* Start *

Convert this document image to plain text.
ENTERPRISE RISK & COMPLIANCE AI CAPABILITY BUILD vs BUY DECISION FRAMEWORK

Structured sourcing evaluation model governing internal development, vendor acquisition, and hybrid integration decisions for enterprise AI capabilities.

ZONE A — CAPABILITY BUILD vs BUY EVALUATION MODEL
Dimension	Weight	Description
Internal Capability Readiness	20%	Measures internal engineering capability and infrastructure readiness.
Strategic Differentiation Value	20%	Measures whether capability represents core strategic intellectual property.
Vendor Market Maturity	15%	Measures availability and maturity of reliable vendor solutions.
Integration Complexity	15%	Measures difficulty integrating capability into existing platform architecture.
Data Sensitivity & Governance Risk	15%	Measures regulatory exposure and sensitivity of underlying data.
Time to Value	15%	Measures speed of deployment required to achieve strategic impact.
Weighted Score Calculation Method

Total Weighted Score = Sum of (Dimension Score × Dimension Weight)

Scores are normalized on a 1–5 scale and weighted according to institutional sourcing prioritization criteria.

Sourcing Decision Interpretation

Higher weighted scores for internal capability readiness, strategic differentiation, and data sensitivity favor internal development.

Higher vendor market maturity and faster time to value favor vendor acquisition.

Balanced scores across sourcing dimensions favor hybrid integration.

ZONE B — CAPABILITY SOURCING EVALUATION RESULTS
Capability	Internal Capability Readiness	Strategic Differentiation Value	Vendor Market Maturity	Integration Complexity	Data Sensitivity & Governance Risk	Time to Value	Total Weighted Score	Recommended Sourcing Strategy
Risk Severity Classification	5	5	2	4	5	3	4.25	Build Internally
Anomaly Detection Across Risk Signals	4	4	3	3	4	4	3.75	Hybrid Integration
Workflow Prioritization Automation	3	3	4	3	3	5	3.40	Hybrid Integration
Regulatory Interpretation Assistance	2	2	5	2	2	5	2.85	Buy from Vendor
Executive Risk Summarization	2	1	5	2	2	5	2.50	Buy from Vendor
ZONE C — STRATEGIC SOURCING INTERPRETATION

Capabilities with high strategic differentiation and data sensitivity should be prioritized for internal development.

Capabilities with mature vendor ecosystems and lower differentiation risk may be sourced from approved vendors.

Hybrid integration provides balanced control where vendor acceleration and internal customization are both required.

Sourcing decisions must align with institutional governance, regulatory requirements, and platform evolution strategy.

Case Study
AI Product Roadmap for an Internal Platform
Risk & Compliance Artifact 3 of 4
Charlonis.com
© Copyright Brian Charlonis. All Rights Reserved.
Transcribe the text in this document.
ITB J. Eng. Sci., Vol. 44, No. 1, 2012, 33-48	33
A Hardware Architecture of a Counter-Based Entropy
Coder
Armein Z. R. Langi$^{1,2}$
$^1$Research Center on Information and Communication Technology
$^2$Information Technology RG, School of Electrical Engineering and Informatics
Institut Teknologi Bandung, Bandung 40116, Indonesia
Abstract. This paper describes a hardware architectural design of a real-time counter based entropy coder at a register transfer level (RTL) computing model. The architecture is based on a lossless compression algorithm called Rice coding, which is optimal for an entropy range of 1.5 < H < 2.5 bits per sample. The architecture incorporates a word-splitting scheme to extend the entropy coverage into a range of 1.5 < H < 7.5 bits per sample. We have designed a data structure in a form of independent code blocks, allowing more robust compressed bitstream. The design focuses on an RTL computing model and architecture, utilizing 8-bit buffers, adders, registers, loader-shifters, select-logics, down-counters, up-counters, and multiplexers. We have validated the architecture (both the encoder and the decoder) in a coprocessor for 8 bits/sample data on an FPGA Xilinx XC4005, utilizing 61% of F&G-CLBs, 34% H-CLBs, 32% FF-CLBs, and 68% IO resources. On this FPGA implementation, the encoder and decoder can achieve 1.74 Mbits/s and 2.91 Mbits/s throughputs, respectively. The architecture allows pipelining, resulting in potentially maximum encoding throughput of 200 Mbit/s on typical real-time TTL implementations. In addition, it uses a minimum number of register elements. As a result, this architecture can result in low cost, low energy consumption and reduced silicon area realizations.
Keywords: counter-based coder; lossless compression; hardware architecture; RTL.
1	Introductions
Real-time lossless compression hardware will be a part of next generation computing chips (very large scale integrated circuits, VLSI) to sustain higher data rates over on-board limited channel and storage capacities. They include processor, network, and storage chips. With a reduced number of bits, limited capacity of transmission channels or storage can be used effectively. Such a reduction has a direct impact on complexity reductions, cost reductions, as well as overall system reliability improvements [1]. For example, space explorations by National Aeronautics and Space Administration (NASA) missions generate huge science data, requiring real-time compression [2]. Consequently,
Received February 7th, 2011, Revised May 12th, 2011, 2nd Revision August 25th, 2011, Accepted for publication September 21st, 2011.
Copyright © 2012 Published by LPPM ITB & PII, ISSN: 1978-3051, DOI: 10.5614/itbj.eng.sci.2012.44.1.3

* End *

**Written task:**
Give the count of lines in the records that contain "Total", and no other text.

**Correct answer:**
2